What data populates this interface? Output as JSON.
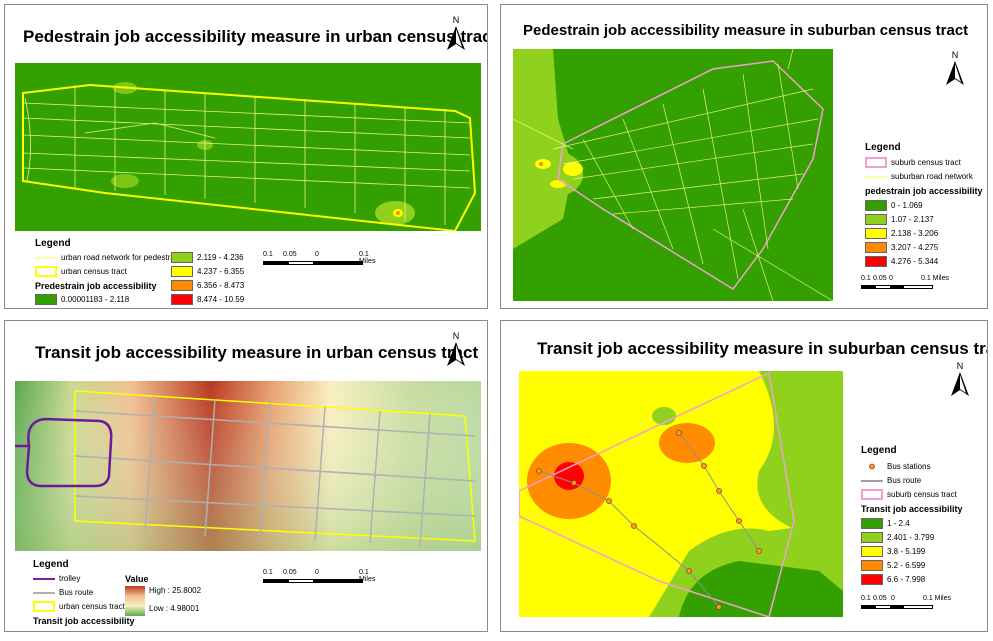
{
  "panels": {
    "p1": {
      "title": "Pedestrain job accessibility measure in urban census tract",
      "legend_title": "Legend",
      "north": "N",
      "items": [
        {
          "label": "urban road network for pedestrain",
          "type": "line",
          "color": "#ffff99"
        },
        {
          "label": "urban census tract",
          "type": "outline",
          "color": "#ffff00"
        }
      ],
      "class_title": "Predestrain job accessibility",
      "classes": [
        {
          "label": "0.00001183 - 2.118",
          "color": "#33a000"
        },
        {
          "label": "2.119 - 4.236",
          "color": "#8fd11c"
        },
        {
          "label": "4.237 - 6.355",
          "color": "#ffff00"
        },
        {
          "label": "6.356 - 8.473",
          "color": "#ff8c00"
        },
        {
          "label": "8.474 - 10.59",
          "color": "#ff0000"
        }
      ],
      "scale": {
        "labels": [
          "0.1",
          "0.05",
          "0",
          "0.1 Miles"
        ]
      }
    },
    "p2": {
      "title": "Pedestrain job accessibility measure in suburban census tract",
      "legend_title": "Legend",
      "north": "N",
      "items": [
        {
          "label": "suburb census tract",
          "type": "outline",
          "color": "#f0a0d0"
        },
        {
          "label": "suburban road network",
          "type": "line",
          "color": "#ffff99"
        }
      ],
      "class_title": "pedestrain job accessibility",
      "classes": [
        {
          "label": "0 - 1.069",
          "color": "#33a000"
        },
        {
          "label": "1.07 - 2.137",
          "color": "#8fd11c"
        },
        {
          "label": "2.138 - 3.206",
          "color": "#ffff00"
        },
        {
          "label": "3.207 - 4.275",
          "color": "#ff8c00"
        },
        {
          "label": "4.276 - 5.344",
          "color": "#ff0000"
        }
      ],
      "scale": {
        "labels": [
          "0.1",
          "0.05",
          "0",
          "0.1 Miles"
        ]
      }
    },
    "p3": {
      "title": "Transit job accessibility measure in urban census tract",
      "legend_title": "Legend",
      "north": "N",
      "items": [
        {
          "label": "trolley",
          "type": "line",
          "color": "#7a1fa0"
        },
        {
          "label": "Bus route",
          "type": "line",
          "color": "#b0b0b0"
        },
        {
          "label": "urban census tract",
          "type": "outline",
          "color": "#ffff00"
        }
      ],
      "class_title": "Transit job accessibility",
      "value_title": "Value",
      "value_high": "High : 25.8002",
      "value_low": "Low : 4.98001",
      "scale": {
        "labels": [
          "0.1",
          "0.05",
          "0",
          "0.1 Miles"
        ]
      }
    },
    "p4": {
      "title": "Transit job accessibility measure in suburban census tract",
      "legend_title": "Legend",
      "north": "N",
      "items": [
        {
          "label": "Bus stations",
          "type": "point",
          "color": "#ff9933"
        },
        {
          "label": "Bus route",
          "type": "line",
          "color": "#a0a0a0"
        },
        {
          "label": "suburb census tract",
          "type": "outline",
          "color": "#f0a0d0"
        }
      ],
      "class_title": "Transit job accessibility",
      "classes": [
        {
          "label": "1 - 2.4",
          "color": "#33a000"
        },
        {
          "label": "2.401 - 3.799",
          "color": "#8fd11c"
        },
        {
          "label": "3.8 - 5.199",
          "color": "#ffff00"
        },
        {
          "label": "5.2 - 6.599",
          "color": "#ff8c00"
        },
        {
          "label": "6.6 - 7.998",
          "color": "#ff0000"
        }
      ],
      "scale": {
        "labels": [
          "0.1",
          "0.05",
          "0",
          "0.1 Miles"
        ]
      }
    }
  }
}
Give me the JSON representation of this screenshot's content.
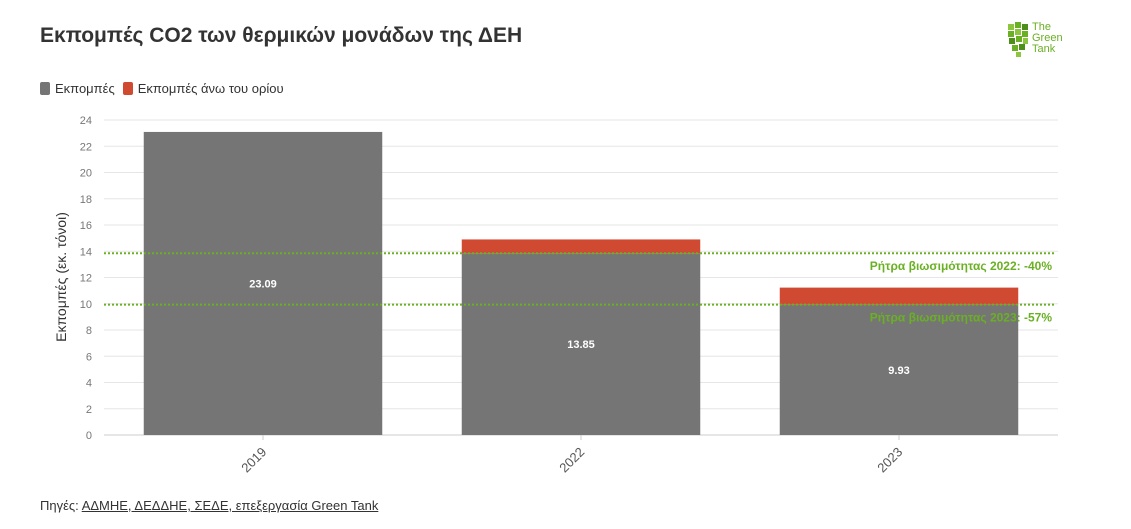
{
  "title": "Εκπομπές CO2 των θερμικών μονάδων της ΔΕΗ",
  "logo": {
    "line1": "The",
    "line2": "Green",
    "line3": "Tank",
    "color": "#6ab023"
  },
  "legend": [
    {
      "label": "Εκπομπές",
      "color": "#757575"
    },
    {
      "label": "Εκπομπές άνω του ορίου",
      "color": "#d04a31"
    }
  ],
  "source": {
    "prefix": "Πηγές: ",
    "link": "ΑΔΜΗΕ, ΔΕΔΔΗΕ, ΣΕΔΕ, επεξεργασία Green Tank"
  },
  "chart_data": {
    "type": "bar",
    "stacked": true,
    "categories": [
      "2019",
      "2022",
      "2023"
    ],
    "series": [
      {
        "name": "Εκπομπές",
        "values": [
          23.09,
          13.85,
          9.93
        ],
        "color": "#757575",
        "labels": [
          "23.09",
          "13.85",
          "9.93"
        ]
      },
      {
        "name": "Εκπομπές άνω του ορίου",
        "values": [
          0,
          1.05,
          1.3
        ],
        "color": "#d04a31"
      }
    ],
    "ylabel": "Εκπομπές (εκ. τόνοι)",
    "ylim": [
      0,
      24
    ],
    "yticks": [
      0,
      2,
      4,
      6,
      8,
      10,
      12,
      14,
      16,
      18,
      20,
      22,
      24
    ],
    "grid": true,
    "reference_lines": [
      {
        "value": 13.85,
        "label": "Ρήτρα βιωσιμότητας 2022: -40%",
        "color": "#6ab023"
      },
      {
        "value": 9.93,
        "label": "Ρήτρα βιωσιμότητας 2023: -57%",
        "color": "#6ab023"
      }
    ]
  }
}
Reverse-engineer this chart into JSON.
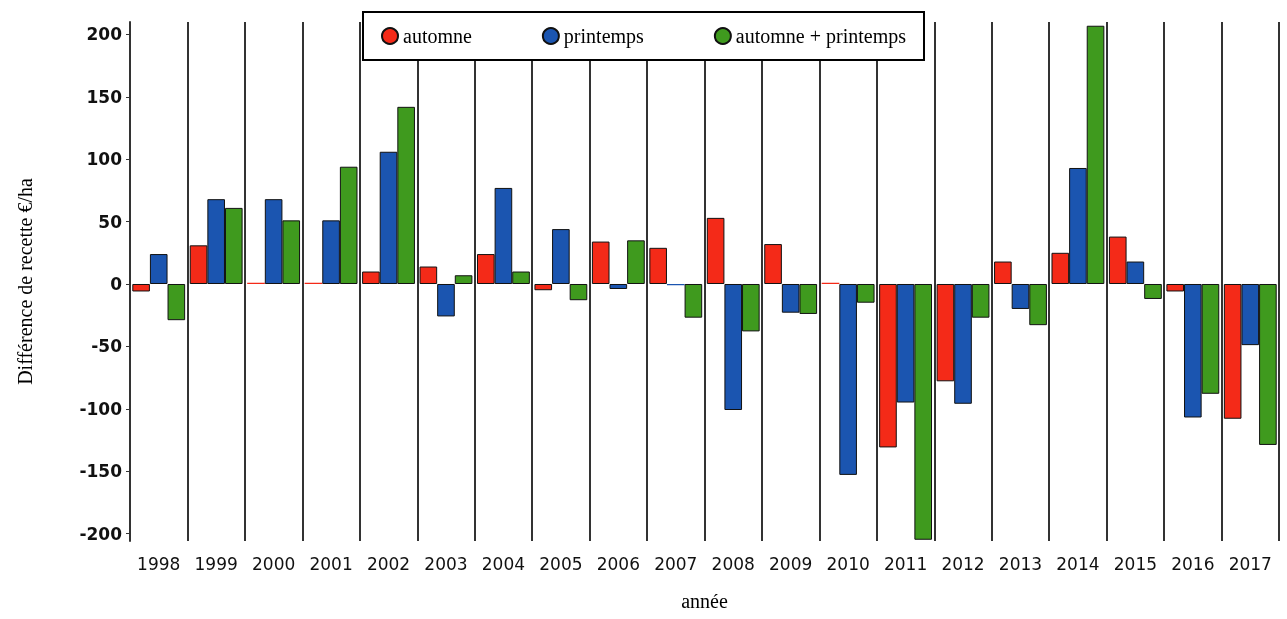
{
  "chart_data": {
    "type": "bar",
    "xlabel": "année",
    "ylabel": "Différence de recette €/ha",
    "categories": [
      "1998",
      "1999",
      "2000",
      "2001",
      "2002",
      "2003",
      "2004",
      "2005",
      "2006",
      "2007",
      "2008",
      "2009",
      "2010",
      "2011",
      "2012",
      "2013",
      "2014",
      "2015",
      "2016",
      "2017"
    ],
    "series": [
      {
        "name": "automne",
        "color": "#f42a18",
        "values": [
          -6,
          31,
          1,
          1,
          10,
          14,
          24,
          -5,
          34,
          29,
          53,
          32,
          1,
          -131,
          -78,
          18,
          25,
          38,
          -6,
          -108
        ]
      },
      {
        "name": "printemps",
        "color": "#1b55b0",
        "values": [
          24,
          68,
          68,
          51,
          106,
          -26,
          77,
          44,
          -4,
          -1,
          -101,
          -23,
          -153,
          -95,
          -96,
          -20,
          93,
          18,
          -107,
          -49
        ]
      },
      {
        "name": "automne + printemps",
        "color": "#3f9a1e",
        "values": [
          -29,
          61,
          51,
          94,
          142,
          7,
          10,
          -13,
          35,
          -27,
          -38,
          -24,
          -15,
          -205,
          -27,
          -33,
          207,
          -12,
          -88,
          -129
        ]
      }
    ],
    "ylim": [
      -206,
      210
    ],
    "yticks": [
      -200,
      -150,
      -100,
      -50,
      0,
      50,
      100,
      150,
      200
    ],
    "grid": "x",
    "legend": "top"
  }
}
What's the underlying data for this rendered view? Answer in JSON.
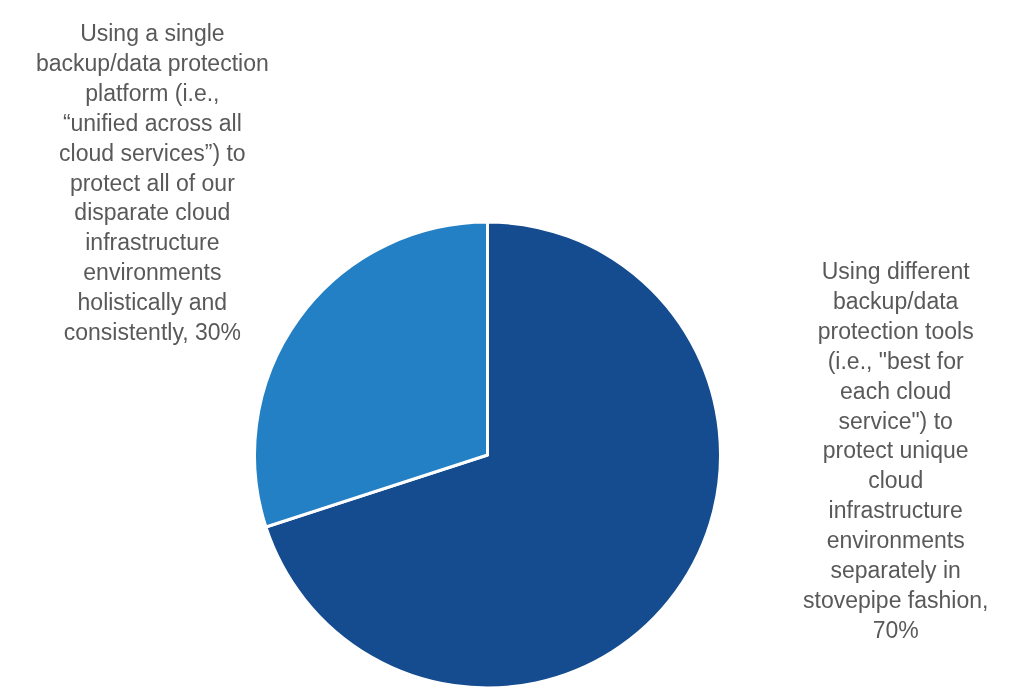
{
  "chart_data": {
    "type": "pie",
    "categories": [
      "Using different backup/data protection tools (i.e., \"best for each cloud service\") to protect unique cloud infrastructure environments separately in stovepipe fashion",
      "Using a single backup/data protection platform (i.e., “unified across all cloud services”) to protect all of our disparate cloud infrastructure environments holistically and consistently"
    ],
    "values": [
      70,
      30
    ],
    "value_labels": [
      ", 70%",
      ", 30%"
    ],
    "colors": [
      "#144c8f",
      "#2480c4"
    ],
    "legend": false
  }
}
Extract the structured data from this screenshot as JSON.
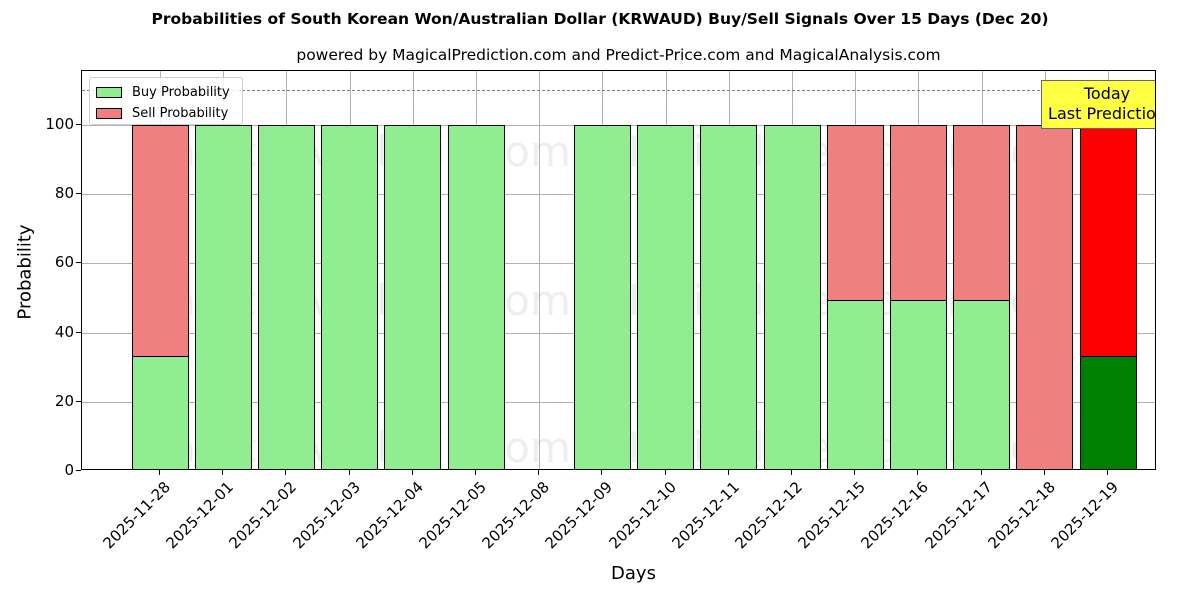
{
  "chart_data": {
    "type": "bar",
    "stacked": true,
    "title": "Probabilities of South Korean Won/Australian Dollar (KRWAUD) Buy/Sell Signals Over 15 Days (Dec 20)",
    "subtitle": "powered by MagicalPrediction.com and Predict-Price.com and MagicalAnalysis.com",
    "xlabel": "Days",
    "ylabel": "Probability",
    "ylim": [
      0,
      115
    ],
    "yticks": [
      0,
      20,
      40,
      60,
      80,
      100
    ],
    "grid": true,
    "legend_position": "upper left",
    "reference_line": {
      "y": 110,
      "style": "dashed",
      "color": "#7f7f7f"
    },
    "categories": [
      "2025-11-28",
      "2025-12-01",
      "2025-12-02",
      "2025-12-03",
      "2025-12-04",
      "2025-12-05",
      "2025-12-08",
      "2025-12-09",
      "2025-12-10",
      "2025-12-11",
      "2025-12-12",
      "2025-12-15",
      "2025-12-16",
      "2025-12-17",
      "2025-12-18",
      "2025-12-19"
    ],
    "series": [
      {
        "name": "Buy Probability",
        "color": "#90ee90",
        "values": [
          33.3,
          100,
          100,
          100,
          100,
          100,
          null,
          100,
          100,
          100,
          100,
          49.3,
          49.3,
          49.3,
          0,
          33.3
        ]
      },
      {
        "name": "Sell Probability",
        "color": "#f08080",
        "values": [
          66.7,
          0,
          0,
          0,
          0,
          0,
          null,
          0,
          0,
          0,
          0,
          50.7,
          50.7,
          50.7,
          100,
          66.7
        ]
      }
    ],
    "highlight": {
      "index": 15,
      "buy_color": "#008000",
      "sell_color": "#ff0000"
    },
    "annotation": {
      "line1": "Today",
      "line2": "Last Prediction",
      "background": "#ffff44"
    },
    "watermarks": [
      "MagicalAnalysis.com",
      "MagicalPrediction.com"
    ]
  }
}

────

WHAT TO PRODUCE: Every line of the records that includes the word "Transit" should be gathered.

ANSWER FOR THIS EXERCISE:
      "title": "Transit job accessibility measure in urban census tract",
      "class_title": "Transit job accessibility",
      "title": "Transit job accessibility measure in suburban census tract",
      "class_title": "Transit job accessibility",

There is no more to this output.